#### [GIVEN EXERCISE]
Print the entire listing. Each line must match the original exactly.

#### [MATERIALS PROVIDED]
⟨

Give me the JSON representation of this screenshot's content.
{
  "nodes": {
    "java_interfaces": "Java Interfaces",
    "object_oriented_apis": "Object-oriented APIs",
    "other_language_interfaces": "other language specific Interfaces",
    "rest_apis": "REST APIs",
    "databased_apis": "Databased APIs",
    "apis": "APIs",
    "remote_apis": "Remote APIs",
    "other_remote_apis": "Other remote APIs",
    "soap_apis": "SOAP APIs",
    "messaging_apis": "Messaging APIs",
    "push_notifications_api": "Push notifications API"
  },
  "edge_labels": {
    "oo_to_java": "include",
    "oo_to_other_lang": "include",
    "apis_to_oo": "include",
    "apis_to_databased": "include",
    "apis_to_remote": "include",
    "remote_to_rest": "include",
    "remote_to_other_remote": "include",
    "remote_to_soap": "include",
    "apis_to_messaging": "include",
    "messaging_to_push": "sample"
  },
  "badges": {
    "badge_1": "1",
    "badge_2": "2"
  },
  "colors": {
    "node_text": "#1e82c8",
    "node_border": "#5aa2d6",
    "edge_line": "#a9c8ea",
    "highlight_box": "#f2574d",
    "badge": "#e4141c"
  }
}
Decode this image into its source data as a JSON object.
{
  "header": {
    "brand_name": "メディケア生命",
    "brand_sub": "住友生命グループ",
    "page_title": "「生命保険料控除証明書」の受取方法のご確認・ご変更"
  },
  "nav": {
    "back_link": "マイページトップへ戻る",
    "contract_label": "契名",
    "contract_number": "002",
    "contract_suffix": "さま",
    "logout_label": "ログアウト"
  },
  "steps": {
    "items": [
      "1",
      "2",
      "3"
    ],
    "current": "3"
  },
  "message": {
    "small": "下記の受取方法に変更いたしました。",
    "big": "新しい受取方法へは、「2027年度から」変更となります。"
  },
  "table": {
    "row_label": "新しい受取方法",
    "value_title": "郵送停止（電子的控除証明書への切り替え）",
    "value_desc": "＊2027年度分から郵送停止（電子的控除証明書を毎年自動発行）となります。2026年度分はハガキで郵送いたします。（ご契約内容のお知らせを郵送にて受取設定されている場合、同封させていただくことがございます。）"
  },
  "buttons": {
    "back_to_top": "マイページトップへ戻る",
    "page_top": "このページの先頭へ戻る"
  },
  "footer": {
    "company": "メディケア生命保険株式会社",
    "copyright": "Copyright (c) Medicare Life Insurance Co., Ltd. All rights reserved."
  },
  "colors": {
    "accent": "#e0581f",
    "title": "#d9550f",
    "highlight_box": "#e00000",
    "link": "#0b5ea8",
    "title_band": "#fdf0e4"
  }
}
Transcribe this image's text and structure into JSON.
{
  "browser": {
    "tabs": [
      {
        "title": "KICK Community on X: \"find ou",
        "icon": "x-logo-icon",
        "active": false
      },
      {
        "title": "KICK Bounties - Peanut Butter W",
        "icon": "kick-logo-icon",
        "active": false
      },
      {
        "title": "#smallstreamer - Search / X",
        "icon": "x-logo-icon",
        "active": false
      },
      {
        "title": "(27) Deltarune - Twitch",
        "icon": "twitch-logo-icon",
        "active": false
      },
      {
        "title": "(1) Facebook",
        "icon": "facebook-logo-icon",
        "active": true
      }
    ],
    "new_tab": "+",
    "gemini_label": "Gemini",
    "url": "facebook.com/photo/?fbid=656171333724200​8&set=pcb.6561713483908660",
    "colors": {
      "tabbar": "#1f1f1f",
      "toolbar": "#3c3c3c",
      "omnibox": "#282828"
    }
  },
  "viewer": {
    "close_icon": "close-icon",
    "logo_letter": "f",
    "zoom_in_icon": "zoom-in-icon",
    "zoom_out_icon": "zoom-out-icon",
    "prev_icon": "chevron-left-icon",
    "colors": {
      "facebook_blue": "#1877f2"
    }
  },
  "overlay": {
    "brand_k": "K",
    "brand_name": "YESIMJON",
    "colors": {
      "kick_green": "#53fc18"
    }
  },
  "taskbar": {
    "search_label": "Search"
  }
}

⟩

#### [RESPONSE TO THIS EXERCISE]
Give me the JSON representation of this screenshot's content.
{
  "nodes": {
    "java_interfaces": "Java Interfaces",
    "object_oriented_apis": "Object-oriented APIs",
    "other_language_interfaces": "other language specific Interfaces",
    "rest_apis": "REST APIs",
    "databased_apis": "Databased APIs",
    "apis": "APIs",
    "remote_apis": "Remote APIs",
    "other_remote_apis": "Other remote APIs",
    "soap_apis": "SOAP APIs",
    "messaging_apis": "Messaging APIs",
    "push_notifications_api": "Push notifications API"
  },
  "edge_labels": {
    "oo_to_java": "include",
    "oo_to_other_lang": "include",
    "apis_to_oo": "include",
    "apis_to_databased": "include",
    "apis_to_remote": "include",
    "remote_to_rest": "include",
    "remote_to_other_remote": "include",
    "remote_to_soap": "include",
    "apis_to_messaging": "include",
    "messaging_to_push": "sample"
  },
  "badges": {
    "badge_1": "1",
    "badge_2": "2"
  },
  "colors": {
    "node_text": "#1e82c8",
    "node_border": "#5aa2d6",
    "edge_line": "#a9c8ea",
    "highlight_box": "#f2574d",
    "badge": "#e4141c"
  }
}
Decode this image into its source data as a JSON object.
{
  "header": {
    "brand_name": "メディケア生命",
    "brand_sub": "住友生命グループ",
    "page_title": "「生命保険料控除証明書」の受取方法のご確認・ご変更"
  },
  "nav": {
    "back_link": "マイページトップへ戻る",
    "contract_label": "契名",
    "contract_number": "002",
    "contract_suffix": "さま",
    "logout_label": "ログアウト"
  },
  "steps": {
    "items": [
      "1",
      "2",
      "3"
    ],
    "current": "3"
  },
  "message": {
    "small": "下記の受取方法に変更いたしました。",
    "big": "新しい受取方法へは、「2027年度から」変更となります。"
  },
  "table": {
    "row_label": "新しい受取方法",
    "value_title": "郵送停止（電子的控除証明書への切り替え）",
    "value_desc": "＊2027年度分から郵送停止（電子的控除証明書を毎年自動発行）となります。2026年度分はハガキで郵送いたします。（ご契約内容のお知らせを郵送にて受取設定されている場合、同封させていただくことがございます。）"
  },
  "buttons": {
    "back_to_top": "マイページトップへ戻る",
    "page_top": "このページの先頭へ戻る"
  },
  "footer": {
    "company": "メディケア生命保険株式会社",
    "copyright": "Copyright (c) Medicare Life Insurance Co., Ltd. All rights reserved."
  },
  "colors": {
    "accent": "#e0581f",
    "title": "#d9550f",
    "highlight_box": "#e00000",
    "link": "#0b5ea8",
    "title_band": "#fdf0e4"
  }
}
Transcribe this image's text and structure into JSON.
{
  "browser": {
    "tabs": [
      {
        "title": "KICK Community on X: \"find ou",
        "icon": "x-logo-icon",
        "active": false
      },
      {
        "title": "KICK Bounties - Peanut Butter W",
        "icon": "kick-logo-icon",
        "active": false
      },
      {
        "title": "#smallstreamer - Search / X",
        "icon": "x-logo-icon",
        "active": false
      },
      {
        "title": "(27) Deltarune - Twitch",
        "icon": "twitch-logo-icon",
        "active": false
      },
      {
        "title": "(1) Facebook",
        "icon": "facebook-logo-icon",
        "active": true
      }
    ],
    "new_tab": "+",
    "gemini_label": "Gemini",
    "url": "facebook.com/photo/?fbid=656171333724200​8&set=pcb.6561713483908660",
    "colors": {
      "tabbar": "#1f1f1f",
      "toolbar": "#3c3c3c",
      "omnibox": "#282828"
    }
  },
  "viewer": {
    "close_icon": "close-icon",
    "logo_letter": "f",
    "zoom_in_icon": "zoom-in-icon",
    "zoom_out_icon": "zoom-out-icon",
    "prev_icon": "chevron-left-icon",
    "colors": {
      "facebook_blue": "#1877f2"
    }
  },
  "overlay": {
    "brand_k": "K",
    "brand_name": "YESIMJON",
    "colors": {
      "kick_green": "#53fc18"
    }
  },
  "taskbar": {
    "search_label": "Search"
  }
}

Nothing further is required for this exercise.